What you are asked to do -
Copy every line, leaving nothing out and adding nothing.

::: Listed records :::

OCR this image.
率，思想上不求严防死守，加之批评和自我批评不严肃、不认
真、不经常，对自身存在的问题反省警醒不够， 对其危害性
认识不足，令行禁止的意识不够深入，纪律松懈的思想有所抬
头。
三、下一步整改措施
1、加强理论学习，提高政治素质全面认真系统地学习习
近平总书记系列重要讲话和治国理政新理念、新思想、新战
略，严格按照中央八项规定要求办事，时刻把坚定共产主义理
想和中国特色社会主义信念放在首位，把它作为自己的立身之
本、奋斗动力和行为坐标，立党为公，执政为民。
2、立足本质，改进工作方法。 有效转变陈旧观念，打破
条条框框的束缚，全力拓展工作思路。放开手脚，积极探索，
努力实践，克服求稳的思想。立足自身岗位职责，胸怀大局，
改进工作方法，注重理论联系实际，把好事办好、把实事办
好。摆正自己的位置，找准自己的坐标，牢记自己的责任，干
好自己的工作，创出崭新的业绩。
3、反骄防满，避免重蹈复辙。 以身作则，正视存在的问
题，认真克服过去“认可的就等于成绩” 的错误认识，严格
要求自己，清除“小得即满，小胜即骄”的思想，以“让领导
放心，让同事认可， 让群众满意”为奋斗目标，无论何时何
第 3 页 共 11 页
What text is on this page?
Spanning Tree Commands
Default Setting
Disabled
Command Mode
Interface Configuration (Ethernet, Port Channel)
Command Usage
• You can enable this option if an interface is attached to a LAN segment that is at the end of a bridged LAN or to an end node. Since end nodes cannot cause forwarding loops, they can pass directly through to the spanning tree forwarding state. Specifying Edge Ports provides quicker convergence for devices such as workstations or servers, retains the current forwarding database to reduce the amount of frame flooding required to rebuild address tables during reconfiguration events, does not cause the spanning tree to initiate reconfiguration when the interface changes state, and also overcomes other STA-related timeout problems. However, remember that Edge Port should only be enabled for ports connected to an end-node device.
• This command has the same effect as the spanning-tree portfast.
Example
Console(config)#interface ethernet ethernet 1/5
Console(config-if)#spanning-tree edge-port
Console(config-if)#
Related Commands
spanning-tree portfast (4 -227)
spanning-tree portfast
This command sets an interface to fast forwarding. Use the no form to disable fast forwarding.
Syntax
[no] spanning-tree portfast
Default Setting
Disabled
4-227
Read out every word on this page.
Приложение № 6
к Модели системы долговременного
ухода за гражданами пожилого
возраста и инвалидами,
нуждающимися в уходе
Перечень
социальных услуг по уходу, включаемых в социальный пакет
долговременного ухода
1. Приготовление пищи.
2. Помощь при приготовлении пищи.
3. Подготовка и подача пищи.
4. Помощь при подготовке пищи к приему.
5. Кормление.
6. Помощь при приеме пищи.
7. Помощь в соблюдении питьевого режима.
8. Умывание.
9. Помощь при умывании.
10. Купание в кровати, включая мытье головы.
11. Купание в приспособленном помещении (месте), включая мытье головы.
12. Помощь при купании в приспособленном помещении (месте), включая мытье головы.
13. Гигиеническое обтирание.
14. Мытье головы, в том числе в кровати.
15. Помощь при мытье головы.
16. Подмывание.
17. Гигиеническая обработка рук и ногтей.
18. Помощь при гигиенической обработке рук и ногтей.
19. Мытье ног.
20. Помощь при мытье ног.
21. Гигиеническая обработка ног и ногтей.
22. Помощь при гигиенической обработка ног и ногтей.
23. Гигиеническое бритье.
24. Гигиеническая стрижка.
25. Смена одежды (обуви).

:::

Exercise response -
OCR this image.
率，思想上不求严防死守，加之批评和自我批评不严肃、不认
真、不经常，对自身存在的问题反省警醒不够， 对其危害性
认识不足，令行禁止的意识不够深入，纪律松懈的思想有所抬
头。
三、下一步整改措施
1、加强理论学习，提高政治素质全面认真系统地学习习
近平总书记系列重要讲话和治国理政新理念、新思想、新战
略，严格按照中央八项规定要求办事，时刻把坚定共产主义理
想和中国特色社会主义信念放在首位，把它作为自己的立身之
本、奋斗动力和行为坐标，立党为公，执政为民。
2、立足本质，改进工作方法。 有效转变陈旧观念，打破
条条框框的束缚，全力拓展工作思路。放开手脚，积极探索，
努力实践，克服求稳的思想。立足自身岗位职责，胸怀大局，
改进工作方法，注重理论联系实际，把好事办好、把实事办
好。摆正自己的位置，找准自己的坐标，牢记自己的责任，干
好自己的工作，创出崭新的业绩。
3、反骄防满，避免重蹈复辙。 以身作则，正视存在的问
题，认真克服过去“认可的就等于成绩” 的错误认识，严格
要求自己，清除“小得即满，小胜即骄”的思想，以“让领导
放心，让同事认可， 让群众满意”为奋斗目标，无论何时何
第 3 页 共 11 页
What text is on this page?
Spanning Tree Commands
Default Setting
Disabled
Command Mode
Interface Configuration (Ethernet, Port Channel)
Command Usage
• You can enable this option if an interface is attached to a LAN segment that is at the end of a bridged LAN or to an end node. Since end nodes cannot cause forwarding loops, they can pass directly through to the spanning tree forwarding state. Specifying Edge Ports provides quicker convergence for devices such as workstations or servers, retains the current forwarding database to reduce the amount of frame flooding required to rebuild address tables during reconfiguration events, does not cause the spanning tree to initiate reconfiguration when the interface changes state, and also overcomes other STA-related timeout problems. However, remember that Edge Port should only be enabled for ports connected to an end-node device.
• This command has the same effect as the spanning-tree portfast.
Example
Console(config)#interface ethernet ethernet 1/5
Console(config-if)#spanning-tree edge-port
Console(config-if)#
Related Commands
spanning-tree portfast (4 -227)
spanning-tree portfast
This command sets an interface to fast forwarding. Use the no form to disable fast forwarding.
Syntax
[no] spanning-tree portfast
Default Setting
Disabled
4-227
Read out every word on this page.
Приложение № 6
к Модели системы долговременного
ухода за гражданами пожилого
возраста и инвалидами,
нуждающимися в уходе
Перечень
социальных услуг по уходу, включаемых в социальный пакет
долговременного ухода
1. Приготовление пищи.
2. Помощь при приготовлении пищи.
3. Подготовка и подача пищи.
4. Помощь при подготовке пищи к приему.
5. Кормление.
6. Помощь при приеме пищи.
7. Помощь в соблюдении питьевого режима.
8. Умывание.
9. Помощь при умывании.
10. Купание в кровати, включая мытье головы.
11. Купание в приспособленном помещении (месте), включая мытье головы.
12. Помощь при купании в приспособленном помещении (месте), включая мытье головы.
13. Гигиеническое обтирание.
14. Мытье головы, в том числе в кровати.
15. Помощь при мытье головы.
16. Подмывание.
17. Гигиеническая обработка рук и ногтей.
18. Помощь при гигиенической обработке рук и ногтей.
19. Мытье ног.
20. Помощь при мытье ног.
21. Гигиеническая обработка ног и ногтей.
22. Помощь при гигиенической обработка ног и ногтей.
23. Гигиеническое бритье.
24. Гигиеническая стрижка.
25. Смена одежды (обуви).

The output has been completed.